*What the task requires*.
Below is a listing to transcribe in full and exactly; keep the pictures out.

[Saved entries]
§

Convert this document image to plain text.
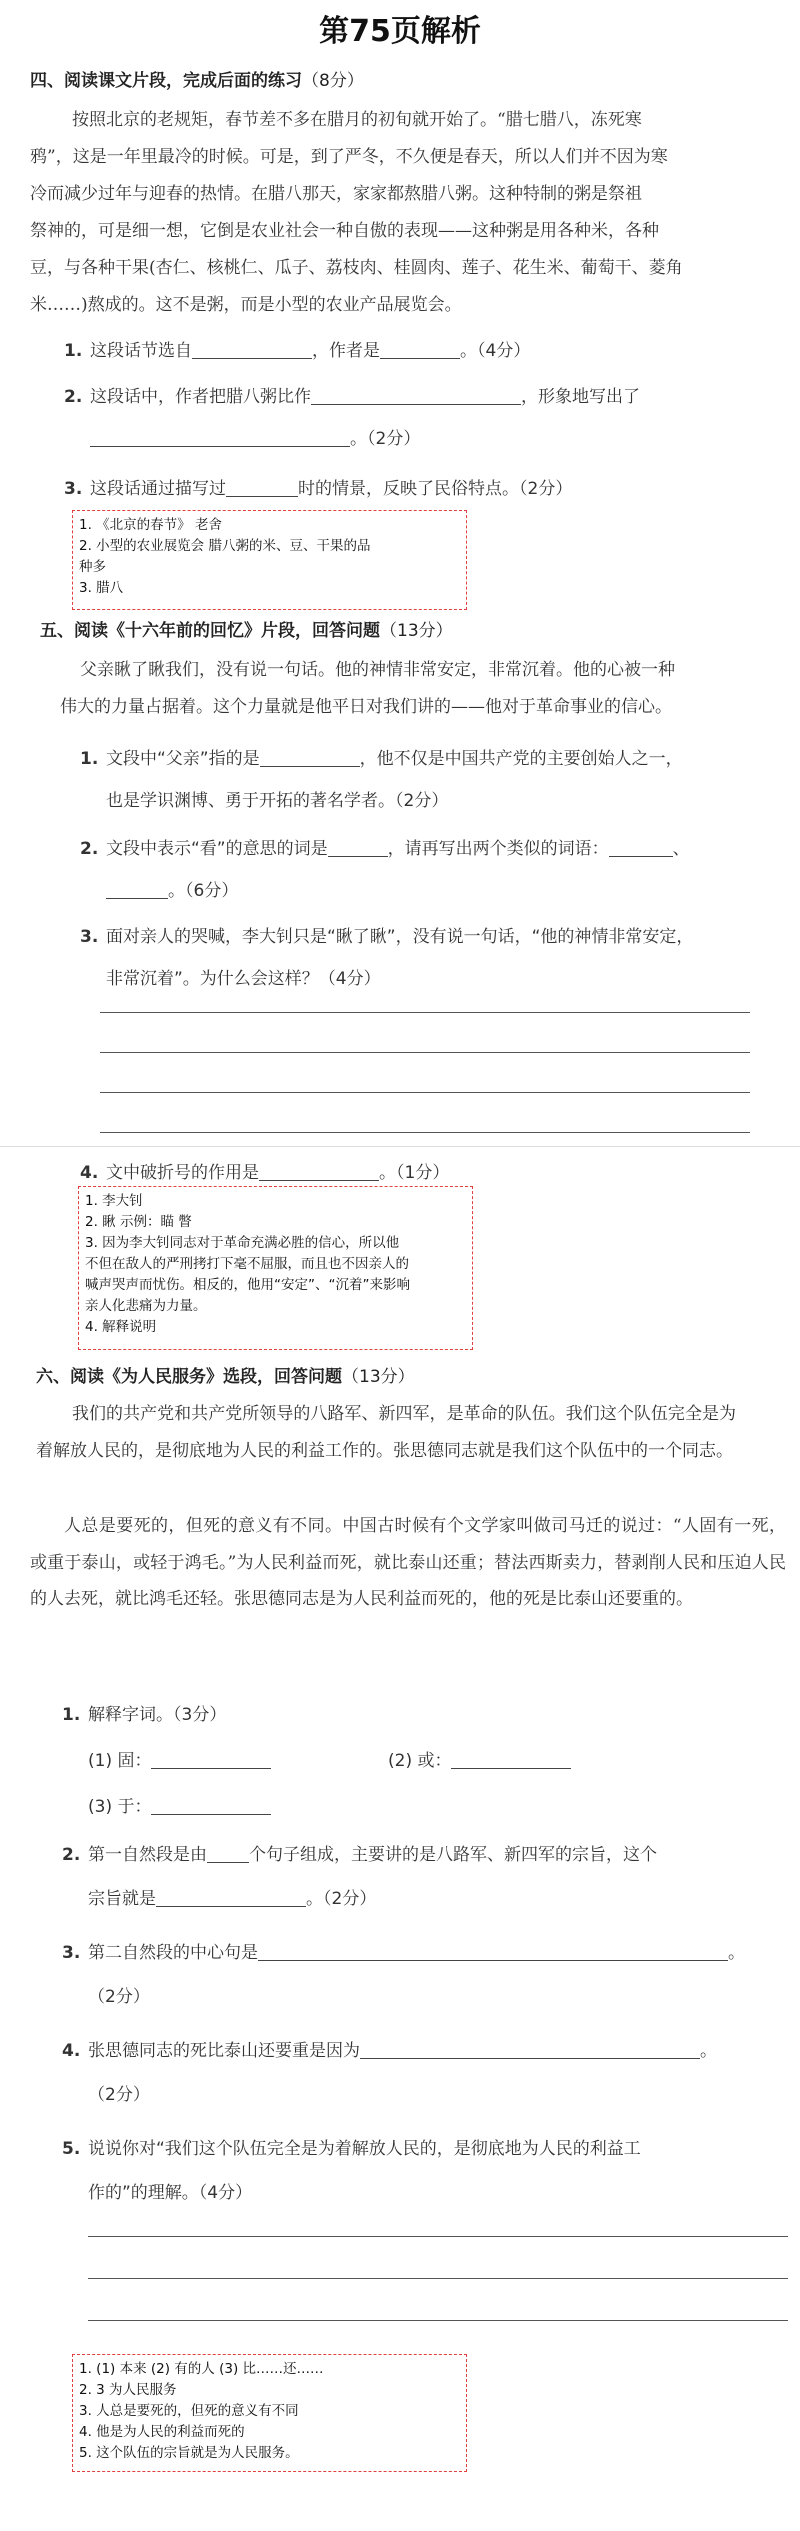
第75页解析
四、阅读课文片段，完成后面的练习（8分）
按照北京的老规矩，春节差不多在腊月的初旬就开始了。“腊七腊八，冻死寒
鸦”，这是一年里最冷的时候。可是，到了严冬，不久便是春天，所以人们并不因为寒
冷而减少过年与迎春的热情。在腊八那天，家家都熬腊八粥。这种特制的粥是祭祖
祭神的，可是细一想，它倒是农业社会一种自傲的表现——这种粥是用各种米，各种
豆，与各种干果(杏仁、核桃仁、瓜子、荔枝肉、桂圆肉、莲子、花生米、葡萄干、菱角
米……)熬成的。这不是粥，而是小型的农业产品展览会。
1. 这段话节选自	，作者是	。（4分）
2. 这段话中，作者把腊八粥比作	，形象地写出了
。（2分）
3. 这段话通过描写过	时的情景，反映了民俗特点。（2分）
1. 《北京的春节》 老舍
2. 小型的农业展览会 腊八粥的米、豆、干果的品
种多
3. 腊八
五、阅读《十六年前的回忆》片段，回答问题（13分）
父亲瞅了瞅我们，没有说一句话。他的神情非常安定，非常沉着。他的心被一种
伟大的力量占据着。这个力量就是他平日对我们讲的——他对于革命事业的信心。
1. 文段中“父亲”指的是	，他不仅是中国共产党的主要创始人之一，
也是学识渊博、勇于开拓的著名学者。（2分）
2. 文段中表示“看”的意思的词是	，请再写出两个类似的词语：	、
。（6分）
3. 面对亲人的哭喊，李大钊只是“瞅了瞅”，没有说一句话，“他的神情非常安定，
非常沉着”。为什么会这样？（4分）
4. 文中破折号的作用是	。（1分）
1. 李大钊
2. 瞅 示例：瞄 瞥
3. 因为李大钊同志对于革命充满必胜的信心，所以他
不但在敌人的严刑拷打下毫不屈服，而且也不因亲人的
喊声哭声而忧伤。相反的，他用“安定”、“沉着”来影响
亲人化悲痛为力量。
4. 解释说明
六、阅读《为人民服务》选段，回答问题（13分）
我们的共产党和共产党所领导的八路军、新四军，是革命的队伍。我们这个队伍完全是为着解放人民的，是彻底地为人民的利益工作的。张思德同志就是我们这个队伍中的一个同志。
人总是要死的，但死的意义有不同。中国古时候有个文学家叫做司马迁的说过：“人固有一死，或重于泰山，或轻于鸿毛。”为人民利益而死，就比泰山还重；替法西斯卖力，替剥削人民和压迫人民的人去死，就比鸿毛还轻。张思德同志是为人民利益而死的，他的死是比泰山还要重的。
1. 解释字词。（3分）
(1) 固：	(2) 或：
(3) 于：
2. 第一自然段是由 个句子组成，主要讲的是八路军、新四军的宗旨，这个
宗旨就是	。（2分）
3. 第二自然段的中心句是	。
（2分）
4. 张思德同志的死比泰山还要重是因为	。
（2分）
5. 说说你对“我们这个队伍完全是为着解放人民的，是彻底地为人民的利益工
作的”的理解。（4分）
1. (1) 本来 (2) 有的人 (3) 比……还……
2. 3 为人民服务
3. 人总是要死的，但死的意义有不同
4. 他是为人民的利益而死的
5. 这个队伍的宗旨就是为人民服务。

§

*The completed task*.
Convert this document image to plain text.
第75页解析
四、阅读课文片段，完成后面的练习（8分）
按照北京的老规矩，春节差不多在腊月的初旬就开始了。“腊七腊八，冻死寒
鸦”，这是一年里最冷的时候。可是，到了严冬，不久便是春天，所以人们并不因为寒
冷而减少过年与迎春的热情。在腊八那天，家家都熬腊八粥。这种特制的粥是祭祖
祭神的，可是细一想，它倒是农业社会一种自傲的表现——这种粥是用各种米，各种
豆，与各种干果(杏仁、核桃仁、瓜子、荔枝肉、桂圆肉、莲子、花生米、葡萄干、菱角
米……)熬成的。这不是粥，而是小型的农业产品展览会。
1. 这段话节选自	，作者是	。（4分）
2. 这段话中，作者把腊八粥比作	，形象地写出了
。（2分）
3. 这段话通过描写过	时的情景，反映了民俗特点。（2分）
1. 《北京的春节》 老舍
2. 小型的农业展览会 腊八粥的米、豆、干果的品
种多
3. 腊八
五、阅读《十六年前的回忆》片段，回答问题（13分）
父亲瞅了瞅我们，没有说一句话。他的神情非常安定，非常沉着。他的心被一种
伟大的力量占据着。这个力量就是他平日对我们讲的——他对于革命事业的信心。
1. 文段中“父亲”指的是	，他不仅是中国共产党的主要创始人之一，
也是学识渊博、勇于开拓的著名学者。（2分）
2. 文段中表示“看”的意思的词是	，请再写出两个类似的词语：	、
。（6分）
3. 面对亲人的哭喊，李大钊只是“瞅了瞅”，没有说一句话，“他的神情非常安定，
非常沉着”。为什么会这样？（4分）
4. 文中破折号的作用是	。（1分）
1. 李大钊
2. 瞅 示例：瞄 瞥
3. 因为李大钊同志对于革命充满必胜的信心，所以他
不但在敌人的严刑拷打下毫不屈服，而且也不因亲人的
喊声哭声而忧伤。相反的，他用“安定”、“沉着”来影响
亲人化悲痛为力量。
4. 解释说明
六、阅读《为人民服务》选段，回答问题（13分）
我们的共产党和共产党所领导的八路军、新四军，是革命的队伍。我们这个队伍完全是为着解放人民的，是彻底地为人民的利益工作的。张思德同志就是我们这个队伍中的一个同志。
人总是要死的，但死的意义有不同。中国古时候有个文学家叫做司马迁的说过：“人固有一死，或重于泰山，或轻于鸿毛。”为人民利益而死，就比泰山还重；替法西斯卖力，替剥削人民和压迫人民的人去死，就比鸿毛还轻。张思德同志是为人民利益而死的，他的死是比泰山还要重的。
1. 解释字词。（3分）
(1) 固：	(2) 或：
(3) 于：
2. 第一自然段是由 个句子组成，主要讲的是八路军、新四军的宗旨，这个
宗旨就是	。（2分）
3. 第二自然段的中心句是	。
（2分）
4. 张思德同志的死比泰山还要重是因为	。
（2分）
5. 说说你对“我们这个队伍完全是为着解放人民的，是彻底地为人民的利益工
作的”的理解。（4分）
1. (1) 本来 (2) 有的人 (3) 比……还……
2. 3 为人民服务
3. 人总是要死的，但死的意义有不同
4. 他是为人民的利益而死的
5. 这个队伍的宗旨就是为人民服务。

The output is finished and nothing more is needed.